■ Stated task
Records follow. Copy every line with "building".
— Start of Materials provided —
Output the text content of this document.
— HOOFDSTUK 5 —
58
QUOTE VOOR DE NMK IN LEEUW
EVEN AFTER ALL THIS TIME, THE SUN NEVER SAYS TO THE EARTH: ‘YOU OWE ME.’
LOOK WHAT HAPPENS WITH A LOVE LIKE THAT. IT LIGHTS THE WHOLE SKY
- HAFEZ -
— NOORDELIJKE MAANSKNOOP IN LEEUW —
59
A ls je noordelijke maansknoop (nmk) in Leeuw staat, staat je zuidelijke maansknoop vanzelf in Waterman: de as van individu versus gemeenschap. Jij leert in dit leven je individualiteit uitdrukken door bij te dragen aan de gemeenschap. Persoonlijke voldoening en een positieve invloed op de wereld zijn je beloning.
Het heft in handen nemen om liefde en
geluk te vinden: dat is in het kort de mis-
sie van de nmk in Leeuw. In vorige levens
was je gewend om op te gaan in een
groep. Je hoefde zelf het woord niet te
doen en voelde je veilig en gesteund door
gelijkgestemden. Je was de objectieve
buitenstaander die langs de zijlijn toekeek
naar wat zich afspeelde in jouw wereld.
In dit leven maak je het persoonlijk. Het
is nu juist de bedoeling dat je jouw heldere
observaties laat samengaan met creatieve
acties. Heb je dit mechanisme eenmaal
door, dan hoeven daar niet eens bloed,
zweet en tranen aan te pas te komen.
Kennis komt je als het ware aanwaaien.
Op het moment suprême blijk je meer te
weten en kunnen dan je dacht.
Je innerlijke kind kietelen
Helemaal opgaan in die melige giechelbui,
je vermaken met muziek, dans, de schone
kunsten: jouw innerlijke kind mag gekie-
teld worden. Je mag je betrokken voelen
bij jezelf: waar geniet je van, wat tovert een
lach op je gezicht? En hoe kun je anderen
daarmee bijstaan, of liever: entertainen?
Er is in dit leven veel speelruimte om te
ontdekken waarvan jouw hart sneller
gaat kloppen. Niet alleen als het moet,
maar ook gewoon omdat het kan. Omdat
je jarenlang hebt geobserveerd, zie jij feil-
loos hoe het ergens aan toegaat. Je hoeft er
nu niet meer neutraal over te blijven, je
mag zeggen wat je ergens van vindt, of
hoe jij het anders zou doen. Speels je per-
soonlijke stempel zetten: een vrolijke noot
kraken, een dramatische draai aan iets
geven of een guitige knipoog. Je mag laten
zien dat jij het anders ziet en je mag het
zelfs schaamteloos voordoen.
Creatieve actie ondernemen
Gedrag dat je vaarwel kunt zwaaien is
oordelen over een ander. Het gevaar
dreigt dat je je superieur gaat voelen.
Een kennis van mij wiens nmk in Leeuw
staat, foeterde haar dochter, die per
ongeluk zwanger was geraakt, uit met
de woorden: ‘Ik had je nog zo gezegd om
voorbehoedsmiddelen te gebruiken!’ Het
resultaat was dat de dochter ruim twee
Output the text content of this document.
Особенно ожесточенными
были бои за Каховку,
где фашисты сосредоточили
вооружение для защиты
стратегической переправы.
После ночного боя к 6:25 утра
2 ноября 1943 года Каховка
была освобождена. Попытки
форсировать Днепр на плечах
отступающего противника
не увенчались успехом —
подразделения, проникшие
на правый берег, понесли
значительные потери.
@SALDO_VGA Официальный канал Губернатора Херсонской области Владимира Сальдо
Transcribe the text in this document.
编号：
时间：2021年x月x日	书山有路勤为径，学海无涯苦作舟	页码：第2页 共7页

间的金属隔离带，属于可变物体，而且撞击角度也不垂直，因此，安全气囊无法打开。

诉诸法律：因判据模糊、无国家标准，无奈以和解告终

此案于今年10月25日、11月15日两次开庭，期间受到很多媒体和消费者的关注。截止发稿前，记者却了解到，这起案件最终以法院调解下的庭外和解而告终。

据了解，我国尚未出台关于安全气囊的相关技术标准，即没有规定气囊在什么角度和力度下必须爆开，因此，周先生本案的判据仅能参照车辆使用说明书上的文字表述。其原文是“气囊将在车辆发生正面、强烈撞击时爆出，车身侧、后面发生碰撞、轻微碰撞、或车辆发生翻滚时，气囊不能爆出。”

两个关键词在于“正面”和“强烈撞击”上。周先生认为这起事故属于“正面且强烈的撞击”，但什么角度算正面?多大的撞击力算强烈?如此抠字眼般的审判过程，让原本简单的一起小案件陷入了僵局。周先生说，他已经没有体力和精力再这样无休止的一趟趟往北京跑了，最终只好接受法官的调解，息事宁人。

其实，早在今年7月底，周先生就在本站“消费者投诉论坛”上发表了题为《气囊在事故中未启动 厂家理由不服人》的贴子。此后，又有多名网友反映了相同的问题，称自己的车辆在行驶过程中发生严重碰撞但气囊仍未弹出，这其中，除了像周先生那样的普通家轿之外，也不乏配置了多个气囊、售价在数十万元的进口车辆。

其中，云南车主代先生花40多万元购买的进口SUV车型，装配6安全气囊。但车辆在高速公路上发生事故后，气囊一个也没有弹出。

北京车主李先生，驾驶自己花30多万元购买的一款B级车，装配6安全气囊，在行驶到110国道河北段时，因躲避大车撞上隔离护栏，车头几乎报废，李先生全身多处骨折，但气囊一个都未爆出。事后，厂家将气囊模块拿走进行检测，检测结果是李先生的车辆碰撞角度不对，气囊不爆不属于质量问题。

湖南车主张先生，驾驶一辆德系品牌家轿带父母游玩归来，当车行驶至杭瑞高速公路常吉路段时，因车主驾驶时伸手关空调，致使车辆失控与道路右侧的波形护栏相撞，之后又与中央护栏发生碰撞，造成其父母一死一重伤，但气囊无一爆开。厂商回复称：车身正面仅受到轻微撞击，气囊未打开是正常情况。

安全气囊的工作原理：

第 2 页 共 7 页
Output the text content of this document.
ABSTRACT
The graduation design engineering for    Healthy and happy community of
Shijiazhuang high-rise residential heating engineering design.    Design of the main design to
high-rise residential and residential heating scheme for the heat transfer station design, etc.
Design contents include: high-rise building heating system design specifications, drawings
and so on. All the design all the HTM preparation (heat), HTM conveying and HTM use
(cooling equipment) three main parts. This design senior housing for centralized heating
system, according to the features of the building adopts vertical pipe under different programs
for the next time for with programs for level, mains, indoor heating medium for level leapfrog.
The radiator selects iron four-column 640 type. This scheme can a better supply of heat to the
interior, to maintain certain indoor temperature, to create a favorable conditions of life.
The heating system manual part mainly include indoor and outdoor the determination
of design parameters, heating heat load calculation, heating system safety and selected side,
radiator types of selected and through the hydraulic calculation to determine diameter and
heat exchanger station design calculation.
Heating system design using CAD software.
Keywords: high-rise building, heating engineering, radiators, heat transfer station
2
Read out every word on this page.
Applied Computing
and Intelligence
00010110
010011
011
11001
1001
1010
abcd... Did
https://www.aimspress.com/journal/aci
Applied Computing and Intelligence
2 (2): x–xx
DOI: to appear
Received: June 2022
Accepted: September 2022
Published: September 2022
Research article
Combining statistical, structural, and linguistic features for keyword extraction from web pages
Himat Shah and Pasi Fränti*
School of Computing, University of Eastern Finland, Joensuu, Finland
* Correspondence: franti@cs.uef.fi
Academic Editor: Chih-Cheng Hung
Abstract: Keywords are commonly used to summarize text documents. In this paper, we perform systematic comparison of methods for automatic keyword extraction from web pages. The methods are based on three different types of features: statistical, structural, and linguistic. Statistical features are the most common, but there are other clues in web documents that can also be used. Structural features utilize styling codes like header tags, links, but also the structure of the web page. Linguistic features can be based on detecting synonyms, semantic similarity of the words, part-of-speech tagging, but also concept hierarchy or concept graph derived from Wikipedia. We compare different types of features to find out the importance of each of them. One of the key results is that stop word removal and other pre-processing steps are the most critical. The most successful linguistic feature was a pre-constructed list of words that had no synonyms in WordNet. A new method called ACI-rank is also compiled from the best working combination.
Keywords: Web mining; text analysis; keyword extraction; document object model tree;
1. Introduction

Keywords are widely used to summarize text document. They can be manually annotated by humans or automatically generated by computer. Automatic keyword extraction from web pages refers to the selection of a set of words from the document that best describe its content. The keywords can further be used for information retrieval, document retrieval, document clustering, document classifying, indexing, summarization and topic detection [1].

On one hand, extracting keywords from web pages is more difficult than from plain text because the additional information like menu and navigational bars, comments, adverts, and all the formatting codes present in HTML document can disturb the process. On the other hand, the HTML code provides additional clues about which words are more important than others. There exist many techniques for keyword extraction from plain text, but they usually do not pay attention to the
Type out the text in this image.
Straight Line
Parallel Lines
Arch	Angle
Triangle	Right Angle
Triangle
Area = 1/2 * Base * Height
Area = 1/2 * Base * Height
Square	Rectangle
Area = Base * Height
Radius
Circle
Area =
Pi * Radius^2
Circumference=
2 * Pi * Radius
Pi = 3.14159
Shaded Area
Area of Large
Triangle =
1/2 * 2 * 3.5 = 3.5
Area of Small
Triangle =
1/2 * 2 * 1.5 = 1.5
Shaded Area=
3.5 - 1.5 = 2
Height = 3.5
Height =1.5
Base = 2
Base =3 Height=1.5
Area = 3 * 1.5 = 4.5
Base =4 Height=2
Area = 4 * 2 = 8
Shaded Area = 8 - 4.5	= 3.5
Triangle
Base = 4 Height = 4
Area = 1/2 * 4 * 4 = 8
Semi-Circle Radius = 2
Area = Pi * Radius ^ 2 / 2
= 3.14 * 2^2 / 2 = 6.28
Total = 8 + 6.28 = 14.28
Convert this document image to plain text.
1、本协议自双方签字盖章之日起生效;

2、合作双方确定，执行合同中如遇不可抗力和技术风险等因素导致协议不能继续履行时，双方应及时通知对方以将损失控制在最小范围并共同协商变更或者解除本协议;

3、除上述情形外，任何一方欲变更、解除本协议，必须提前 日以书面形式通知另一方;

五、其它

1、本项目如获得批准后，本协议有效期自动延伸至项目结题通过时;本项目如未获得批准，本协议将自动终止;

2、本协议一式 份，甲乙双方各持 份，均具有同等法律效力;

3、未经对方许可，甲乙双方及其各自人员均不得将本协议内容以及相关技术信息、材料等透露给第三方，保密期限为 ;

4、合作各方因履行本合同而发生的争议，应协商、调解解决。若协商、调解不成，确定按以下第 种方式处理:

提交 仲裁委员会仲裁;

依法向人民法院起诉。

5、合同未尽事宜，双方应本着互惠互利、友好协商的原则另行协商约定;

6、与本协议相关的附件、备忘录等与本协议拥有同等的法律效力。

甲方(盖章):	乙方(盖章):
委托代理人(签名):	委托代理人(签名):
— End of Materials provided —
■ Solved exercise
Design contents include: high-rise building heating system design specifications, drawings
system, according to the features of the building adopts vertical pipe under different programs
Keywords: high-rise building, heating engineering, radiators, heat transfer station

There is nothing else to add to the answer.